-- start Passage provided --
SHERBURN IN ELMET COMMUNITY TRUST
The Sherburn in Elmet Community Trust acknowledges the personal nature of leave associated with sudden illness, care or bereavement. Compassionate/ Bereavement leave is intended to support employees in the immediate period around such individual circumstances. However, the process dealing and responding to these situations is a natural reaction and adjustment to loss and change may take a significant time and will be personal to each individual.
Compassionate leave is defined as ‘reasonable time off for extreme personal reasons during working hours’. This Policy is not exhaustive but primarily aims to include bereavement leave, dependent care leave (or ‘time off for dependants’) and compassionate leave where time away from work is given to an employee who is dealing with a death, illness or emergency situation of a dependant. The Trust is committed to supporting employees in practical and reasonable ways.
Paid compassionate / bereavement leave
Employees of the Trust are entitled to take a reasonable amount of time off work to take necessary action in relation to the care of certain dependants. This Compassionate Leave Policy (also often referred to as Bereavement Leave Policy) gives employers like ourselves the option to offer additional leave, paid or unpaid, to deal with the serious illness or injury within their immediate family.
This paid leave allows an employee time off to deal with their personal grief and related practical arrangements, primarily, but not limited to, when a family member dies. The Trust acknowledges that bereavement impacts all individuals differently and the guidelines below are intended to show the minimum paid leave an employee is entitled to in different circumstances.
-- end Passage provided --
» **Written problem 1**
In one to three sentences, explain why the compassionate leave policy says its guidelines show only the minimum paid leave an employee is entitled to.
The records have no connection to the compassionate leave policy.
-- start Extracted information --
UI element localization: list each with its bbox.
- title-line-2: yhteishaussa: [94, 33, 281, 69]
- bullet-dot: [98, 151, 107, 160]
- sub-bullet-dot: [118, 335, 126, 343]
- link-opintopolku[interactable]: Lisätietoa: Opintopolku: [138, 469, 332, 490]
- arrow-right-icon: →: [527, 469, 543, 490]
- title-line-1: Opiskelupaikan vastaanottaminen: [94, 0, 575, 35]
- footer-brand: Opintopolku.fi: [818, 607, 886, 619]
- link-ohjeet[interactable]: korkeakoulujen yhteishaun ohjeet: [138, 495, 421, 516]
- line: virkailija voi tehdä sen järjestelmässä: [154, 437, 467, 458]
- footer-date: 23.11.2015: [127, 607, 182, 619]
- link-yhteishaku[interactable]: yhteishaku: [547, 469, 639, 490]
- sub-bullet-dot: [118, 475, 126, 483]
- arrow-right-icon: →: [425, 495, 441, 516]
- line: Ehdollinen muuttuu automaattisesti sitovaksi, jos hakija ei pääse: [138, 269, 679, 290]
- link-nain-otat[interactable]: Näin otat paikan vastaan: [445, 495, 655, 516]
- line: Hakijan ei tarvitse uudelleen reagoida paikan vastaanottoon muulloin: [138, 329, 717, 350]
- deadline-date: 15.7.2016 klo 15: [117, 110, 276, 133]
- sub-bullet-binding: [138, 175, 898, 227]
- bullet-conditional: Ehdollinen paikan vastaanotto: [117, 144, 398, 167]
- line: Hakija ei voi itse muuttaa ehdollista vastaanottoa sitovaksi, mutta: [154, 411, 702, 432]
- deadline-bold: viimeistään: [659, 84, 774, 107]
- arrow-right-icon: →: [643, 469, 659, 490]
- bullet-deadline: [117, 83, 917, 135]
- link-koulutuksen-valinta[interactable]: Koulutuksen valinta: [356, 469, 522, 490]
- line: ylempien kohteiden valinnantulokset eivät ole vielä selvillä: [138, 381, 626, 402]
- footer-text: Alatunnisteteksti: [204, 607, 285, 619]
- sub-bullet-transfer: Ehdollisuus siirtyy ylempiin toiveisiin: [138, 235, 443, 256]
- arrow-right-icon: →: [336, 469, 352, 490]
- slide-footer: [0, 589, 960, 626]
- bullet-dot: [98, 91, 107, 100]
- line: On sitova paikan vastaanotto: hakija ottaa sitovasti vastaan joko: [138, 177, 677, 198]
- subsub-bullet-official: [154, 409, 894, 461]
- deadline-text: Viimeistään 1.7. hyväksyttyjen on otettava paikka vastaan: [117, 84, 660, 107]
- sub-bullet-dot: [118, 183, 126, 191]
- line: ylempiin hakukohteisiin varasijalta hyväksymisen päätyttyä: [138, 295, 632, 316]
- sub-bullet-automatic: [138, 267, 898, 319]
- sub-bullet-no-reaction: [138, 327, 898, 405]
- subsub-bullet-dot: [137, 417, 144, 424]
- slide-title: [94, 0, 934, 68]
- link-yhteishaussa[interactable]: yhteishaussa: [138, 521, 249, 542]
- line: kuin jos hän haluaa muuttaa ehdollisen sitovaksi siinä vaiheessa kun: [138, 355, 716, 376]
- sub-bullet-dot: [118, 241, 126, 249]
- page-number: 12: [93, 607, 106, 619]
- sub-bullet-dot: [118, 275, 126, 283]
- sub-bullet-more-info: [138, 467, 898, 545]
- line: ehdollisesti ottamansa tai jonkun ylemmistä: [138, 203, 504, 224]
-- end Extracted information --
» **Written problem 2**
Find every line in the records that contains the string "arrow", treating uppercase and lowercase as different, and copy each of those lines.

» **Task answer 1**
The Trust acknowledges that bereavement affects every individual differently. For that reason, the guidelines set out the minimum paid leave an employee is entitled to in different circumstances rather than a fixed amount.

» **Task answer 2**
- arrow-right-icon: →: [527, 469, 543, 490]
- arrow-right-icon: →: [425, 495, 441, 516]
- arrow-right-icon: →: [643, 469, 659, 490]
- arrow-right-icon: →: [336, 469, 352, 490]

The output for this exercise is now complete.